Saved data entries:
--- begin ---

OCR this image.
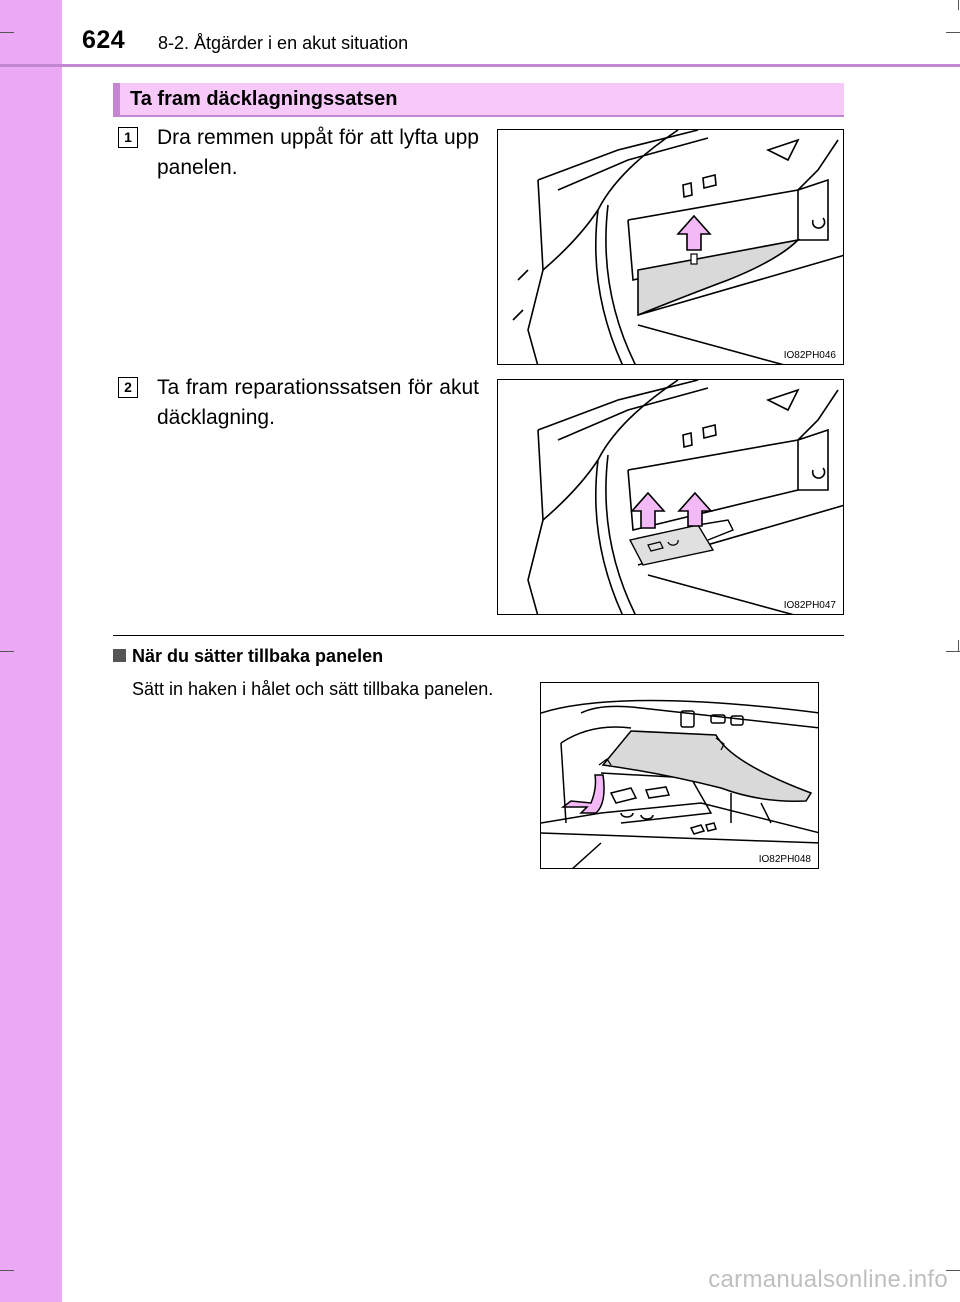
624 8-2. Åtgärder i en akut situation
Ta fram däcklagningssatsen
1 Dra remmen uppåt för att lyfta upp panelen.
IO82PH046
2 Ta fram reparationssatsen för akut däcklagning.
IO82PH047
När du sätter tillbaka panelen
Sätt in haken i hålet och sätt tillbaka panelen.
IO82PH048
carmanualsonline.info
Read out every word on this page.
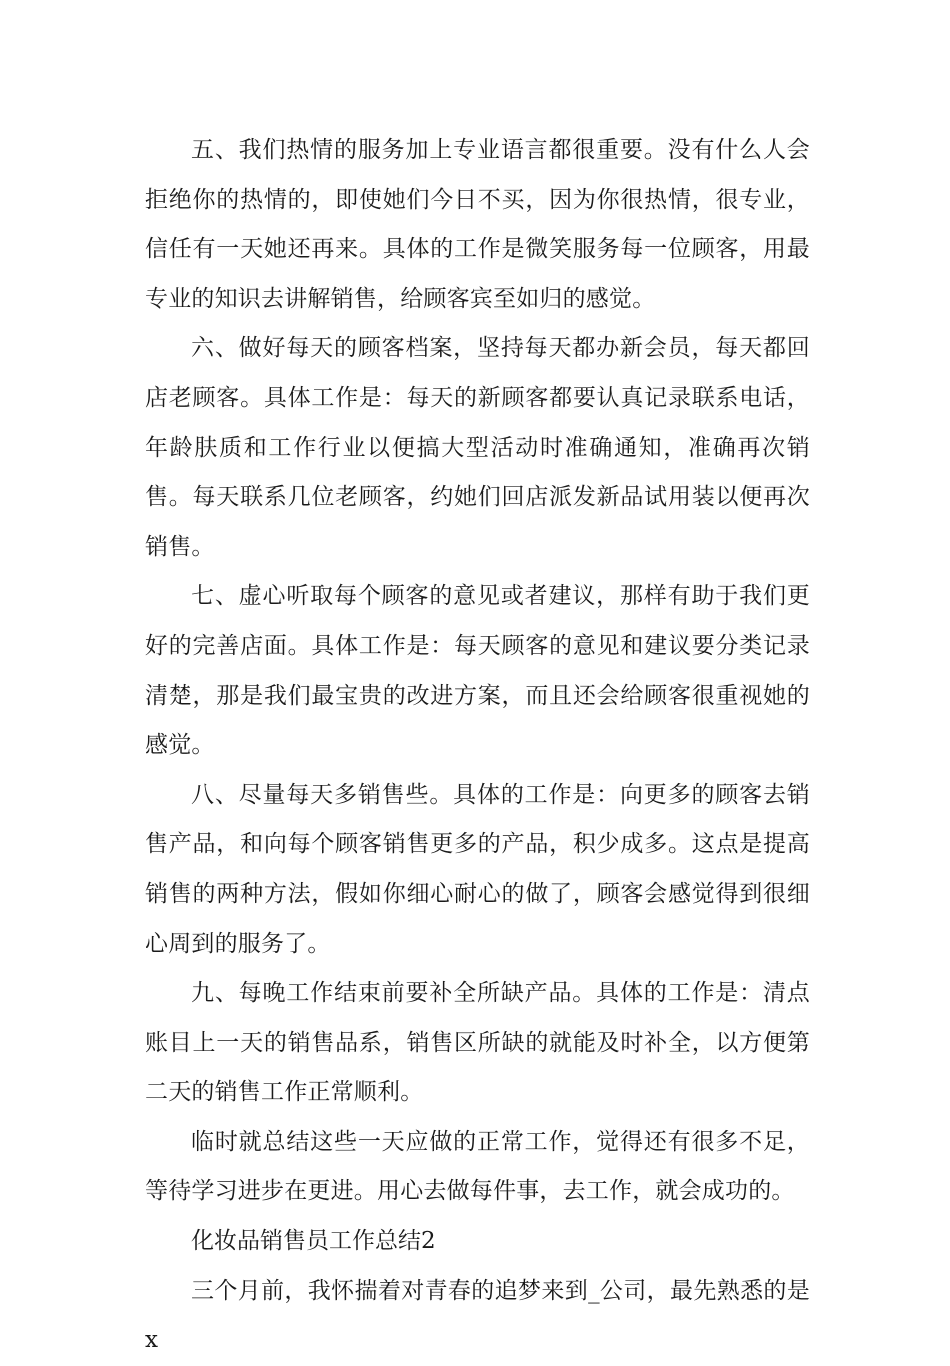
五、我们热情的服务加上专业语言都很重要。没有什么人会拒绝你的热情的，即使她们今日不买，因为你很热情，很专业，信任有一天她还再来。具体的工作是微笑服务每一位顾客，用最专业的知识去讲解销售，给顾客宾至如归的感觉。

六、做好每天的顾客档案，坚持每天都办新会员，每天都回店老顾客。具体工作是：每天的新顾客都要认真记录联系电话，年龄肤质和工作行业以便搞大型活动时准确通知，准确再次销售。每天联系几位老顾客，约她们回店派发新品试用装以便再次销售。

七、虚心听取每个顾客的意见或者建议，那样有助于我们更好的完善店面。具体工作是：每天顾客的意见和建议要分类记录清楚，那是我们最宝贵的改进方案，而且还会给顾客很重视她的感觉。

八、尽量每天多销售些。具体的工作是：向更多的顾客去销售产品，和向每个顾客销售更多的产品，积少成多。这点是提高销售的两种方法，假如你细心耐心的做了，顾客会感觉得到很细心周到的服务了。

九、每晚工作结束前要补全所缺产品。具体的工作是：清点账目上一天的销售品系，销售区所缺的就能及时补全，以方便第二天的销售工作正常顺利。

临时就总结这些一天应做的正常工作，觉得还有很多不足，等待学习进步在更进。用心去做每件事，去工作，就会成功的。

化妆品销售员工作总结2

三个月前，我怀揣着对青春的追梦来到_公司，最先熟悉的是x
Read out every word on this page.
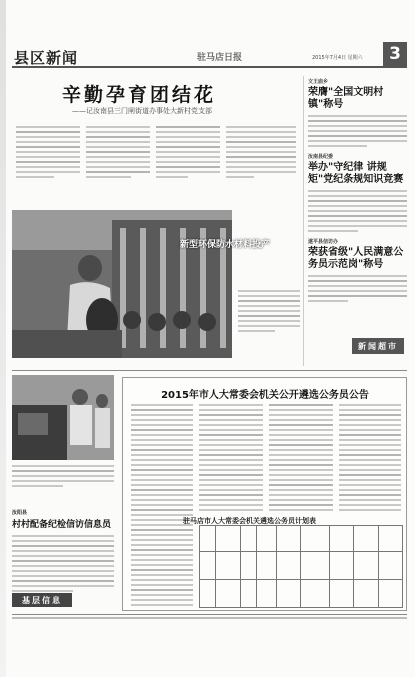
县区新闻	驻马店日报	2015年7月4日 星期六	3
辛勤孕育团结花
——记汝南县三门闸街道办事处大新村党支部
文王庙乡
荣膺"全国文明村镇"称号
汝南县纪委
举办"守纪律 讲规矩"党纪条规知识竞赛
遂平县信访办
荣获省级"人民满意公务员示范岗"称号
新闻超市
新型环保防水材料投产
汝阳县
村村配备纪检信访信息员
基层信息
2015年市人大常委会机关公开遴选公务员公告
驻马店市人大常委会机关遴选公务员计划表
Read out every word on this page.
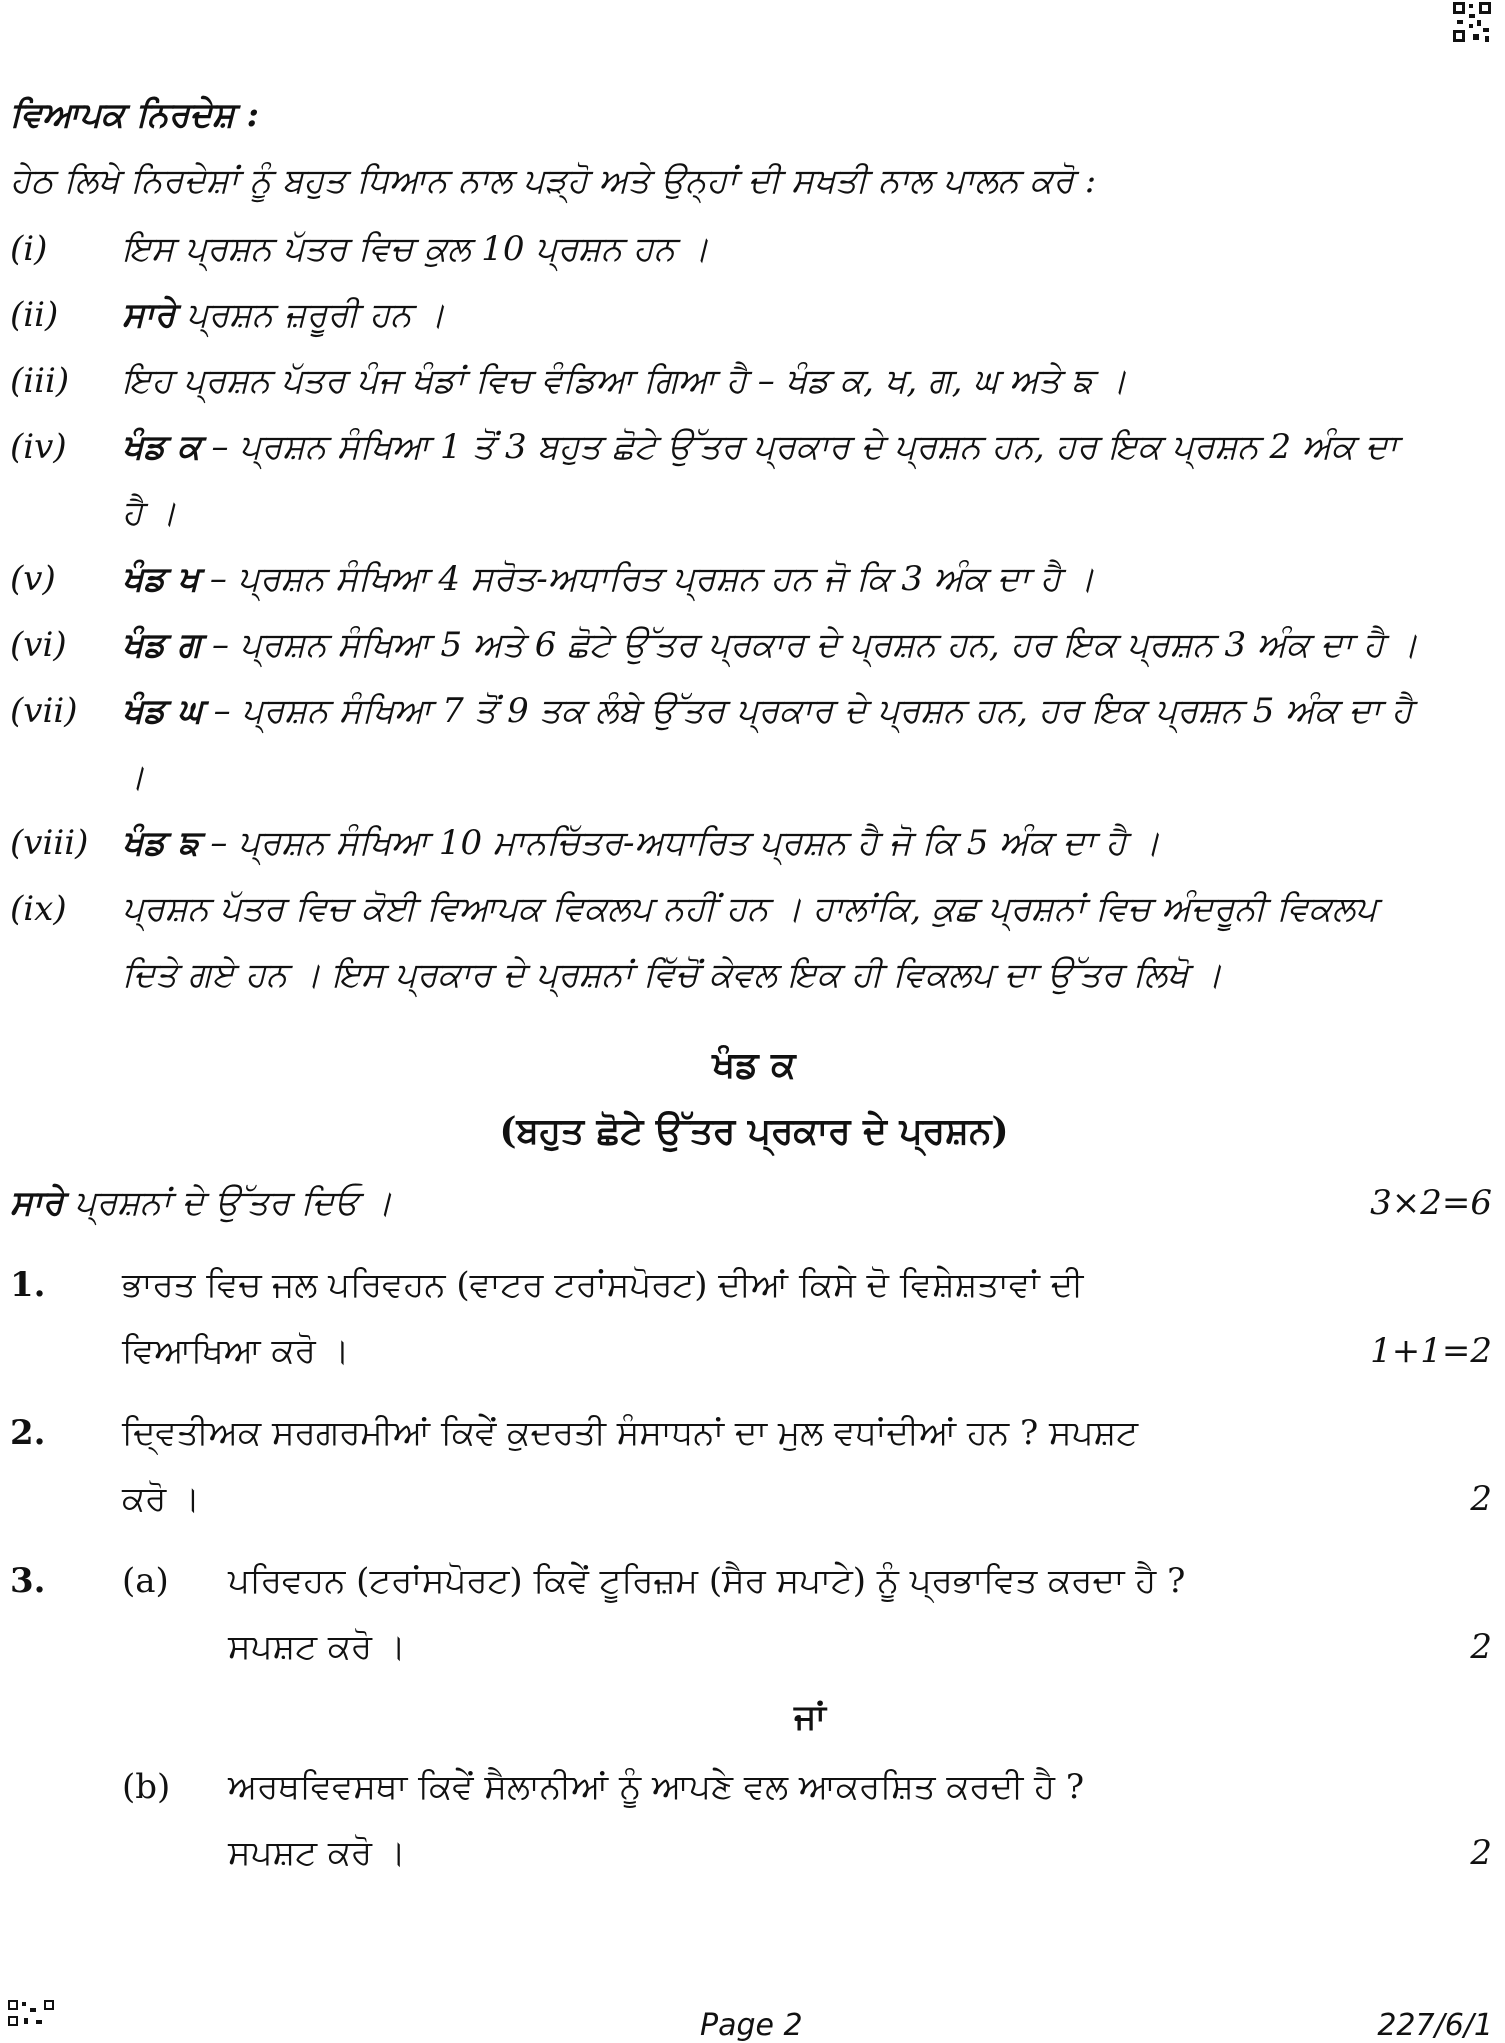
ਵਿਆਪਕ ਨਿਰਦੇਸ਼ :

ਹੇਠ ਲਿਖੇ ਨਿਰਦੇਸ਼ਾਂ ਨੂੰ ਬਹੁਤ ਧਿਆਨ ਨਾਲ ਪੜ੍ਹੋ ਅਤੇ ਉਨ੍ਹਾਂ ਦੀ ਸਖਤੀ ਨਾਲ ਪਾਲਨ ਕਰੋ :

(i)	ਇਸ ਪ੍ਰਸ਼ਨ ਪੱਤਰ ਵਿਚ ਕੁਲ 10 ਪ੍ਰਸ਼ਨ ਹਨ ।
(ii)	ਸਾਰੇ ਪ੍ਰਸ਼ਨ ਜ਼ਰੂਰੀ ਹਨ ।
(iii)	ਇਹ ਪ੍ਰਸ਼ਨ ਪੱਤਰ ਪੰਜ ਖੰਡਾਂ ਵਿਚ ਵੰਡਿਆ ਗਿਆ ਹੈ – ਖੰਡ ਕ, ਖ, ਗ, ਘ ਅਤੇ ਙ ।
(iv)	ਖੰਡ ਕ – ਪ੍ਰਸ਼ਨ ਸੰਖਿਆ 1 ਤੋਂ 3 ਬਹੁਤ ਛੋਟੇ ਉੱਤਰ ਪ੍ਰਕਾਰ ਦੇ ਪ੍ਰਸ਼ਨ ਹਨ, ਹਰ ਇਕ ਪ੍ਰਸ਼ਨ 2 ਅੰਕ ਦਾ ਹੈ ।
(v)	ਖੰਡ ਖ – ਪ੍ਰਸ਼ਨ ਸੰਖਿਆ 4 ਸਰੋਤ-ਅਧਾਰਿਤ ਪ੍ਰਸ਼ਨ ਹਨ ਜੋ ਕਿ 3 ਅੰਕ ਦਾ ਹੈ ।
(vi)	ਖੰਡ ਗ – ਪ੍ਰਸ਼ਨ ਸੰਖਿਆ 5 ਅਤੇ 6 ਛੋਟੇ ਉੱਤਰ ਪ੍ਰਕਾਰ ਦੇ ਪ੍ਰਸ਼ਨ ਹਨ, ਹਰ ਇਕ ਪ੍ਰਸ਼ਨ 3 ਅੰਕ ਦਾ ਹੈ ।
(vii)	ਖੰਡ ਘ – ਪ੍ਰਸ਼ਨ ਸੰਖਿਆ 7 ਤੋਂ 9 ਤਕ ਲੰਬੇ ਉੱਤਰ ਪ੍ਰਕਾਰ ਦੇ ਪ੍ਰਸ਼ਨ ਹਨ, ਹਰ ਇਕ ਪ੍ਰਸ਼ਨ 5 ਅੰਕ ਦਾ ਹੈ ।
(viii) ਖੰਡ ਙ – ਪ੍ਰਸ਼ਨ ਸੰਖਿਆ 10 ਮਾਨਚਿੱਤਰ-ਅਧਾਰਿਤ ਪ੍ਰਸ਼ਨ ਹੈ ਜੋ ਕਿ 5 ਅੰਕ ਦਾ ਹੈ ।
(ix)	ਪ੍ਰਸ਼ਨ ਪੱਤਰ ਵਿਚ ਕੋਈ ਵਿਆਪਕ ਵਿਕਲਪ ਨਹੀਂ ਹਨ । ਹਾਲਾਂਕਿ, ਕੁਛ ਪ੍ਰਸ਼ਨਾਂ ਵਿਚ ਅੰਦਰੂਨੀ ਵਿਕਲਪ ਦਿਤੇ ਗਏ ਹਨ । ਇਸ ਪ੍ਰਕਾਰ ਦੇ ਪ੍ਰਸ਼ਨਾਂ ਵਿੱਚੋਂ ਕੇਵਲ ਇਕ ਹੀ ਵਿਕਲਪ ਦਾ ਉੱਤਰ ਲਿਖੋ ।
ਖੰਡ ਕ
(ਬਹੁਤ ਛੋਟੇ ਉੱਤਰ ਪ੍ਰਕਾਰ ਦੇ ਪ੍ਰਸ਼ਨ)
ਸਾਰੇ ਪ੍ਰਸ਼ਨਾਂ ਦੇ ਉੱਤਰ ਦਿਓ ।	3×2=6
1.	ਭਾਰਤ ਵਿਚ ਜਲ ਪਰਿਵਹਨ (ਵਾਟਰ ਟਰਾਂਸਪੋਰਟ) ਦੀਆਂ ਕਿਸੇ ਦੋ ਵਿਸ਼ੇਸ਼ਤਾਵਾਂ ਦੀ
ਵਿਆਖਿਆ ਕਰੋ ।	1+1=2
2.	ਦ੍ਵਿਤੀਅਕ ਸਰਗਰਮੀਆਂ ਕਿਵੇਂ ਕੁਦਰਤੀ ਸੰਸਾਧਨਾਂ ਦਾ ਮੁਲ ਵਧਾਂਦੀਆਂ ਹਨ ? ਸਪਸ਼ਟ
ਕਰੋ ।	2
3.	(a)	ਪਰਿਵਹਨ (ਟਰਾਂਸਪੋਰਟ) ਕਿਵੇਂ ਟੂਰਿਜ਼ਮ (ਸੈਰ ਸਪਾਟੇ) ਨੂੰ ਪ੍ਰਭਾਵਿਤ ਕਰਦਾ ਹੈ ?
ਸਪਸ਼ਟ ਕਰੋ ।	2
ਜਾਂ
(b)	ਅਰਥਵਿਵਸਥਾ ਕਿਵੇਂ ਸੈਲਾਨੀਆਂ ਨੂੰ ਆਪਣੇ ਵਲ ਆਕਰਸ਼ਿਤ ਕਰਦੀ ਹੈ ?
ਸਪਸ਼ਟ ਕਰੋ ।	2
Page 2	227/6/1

--- end ---

Filter the records above for lines containing the word "tillbaka", and copy those lines.

När du sätter tillbaka panelen
Sätt in haken i hålet och sätt tillbaka panelen.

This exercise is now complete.